Copy each line of the records that contains the word "icon".

RECORDS FOR THIS TASK:
* start *
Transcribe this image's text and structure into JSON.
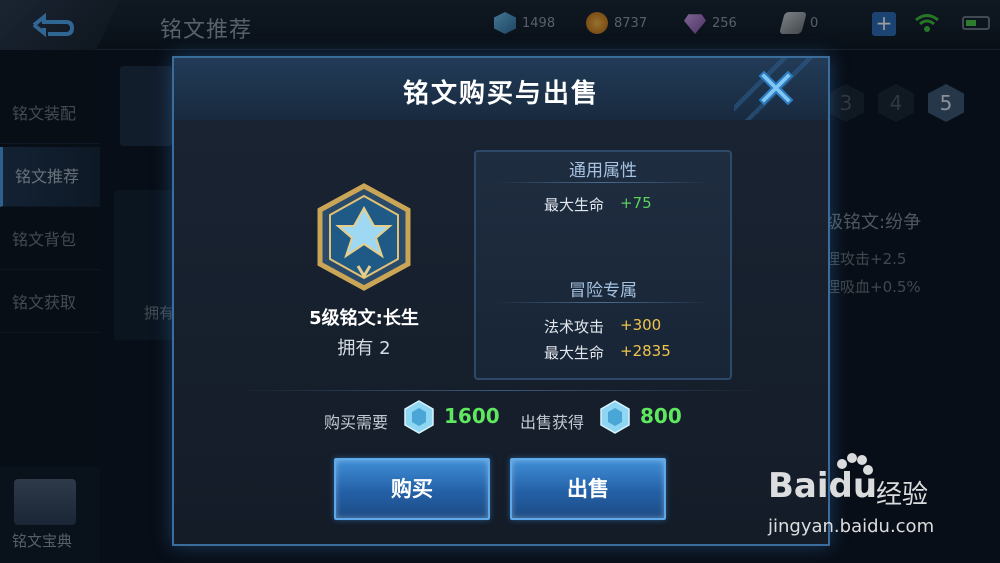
{
  "topbar": {
    "title": "铭文推荐",
    "currencies": [
      {
        "icon": "crystal-icon",
        "value": "1498",
        "color": "#5fa8d8"
      },
      {
        "icon": "gold-coin-icon",
        "value": "8737",
        "color": "#e09a2b"
      },
      {
        "icon": "diamond-icon",
        "value": "256",
        "color": "#b58ad8"
      },
      {
        "icon": "scroll-icon",
        "value": "0",
        "color": "#a9b3bc"
      }
    ],
    "plus_label": "+"
  },
  "sidebar": {
    "items": [
      {
        "label": "铭文装配"
      },
      {
        "label": "铭文推荐"
      },
      {
        "label": "铭文背包"
      },
      {
        "label": "铭文获取"
      }
    ],
    "active_index": 1,
    "bottom_label": "铭文宝典"
  },
  "background": {
    "levels": [
      "3",
      "4",
      "5"
    ],
    "active_level": "5",
    "card_label": "拥有",
    "right_title": "级铭文:纷争",
    "right_lines": [
      "理攻击+2.5",
      "理吸血+0.5%"
    ]
  },
  "modal": {
    "title": "铭文购买与出售",
    "item_name": "5级铭文:长生",
    "owned": "拥有 2",
    "general_title": "通用属性",
    "general_attrs": [
      {
        "label": "最大生命",
        "value": "+75"
      }
    ],
    "adventure_title": "冒险专属",
    "adventure_attrs": [
      {
        "label": "法术攻击",
        "value": "+300"
      },
      {
        "label": "最大生命",
        "value": "+2835"
      }
    ],
    "buy_price_label": "购买需要",
    "buy_price": "1600",
    "sell_price_label": "出售获得",
    "sell_price": "800",
    "buy_button": "购买",
    "sell_button": "出售"
  },
  "watermark": {
    "logo": "Bai",
    "logo_du": "du",
    "jingyan": "经验",
    "url": "jingyan.baidu.com"
  }
}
* end *
WRITTEN ANSWER:
        "icon": "crystal-icon",
        "icon": "gold-coin-icon",
        "icon": "diamond-icon",
        "icon": "scroll-icon",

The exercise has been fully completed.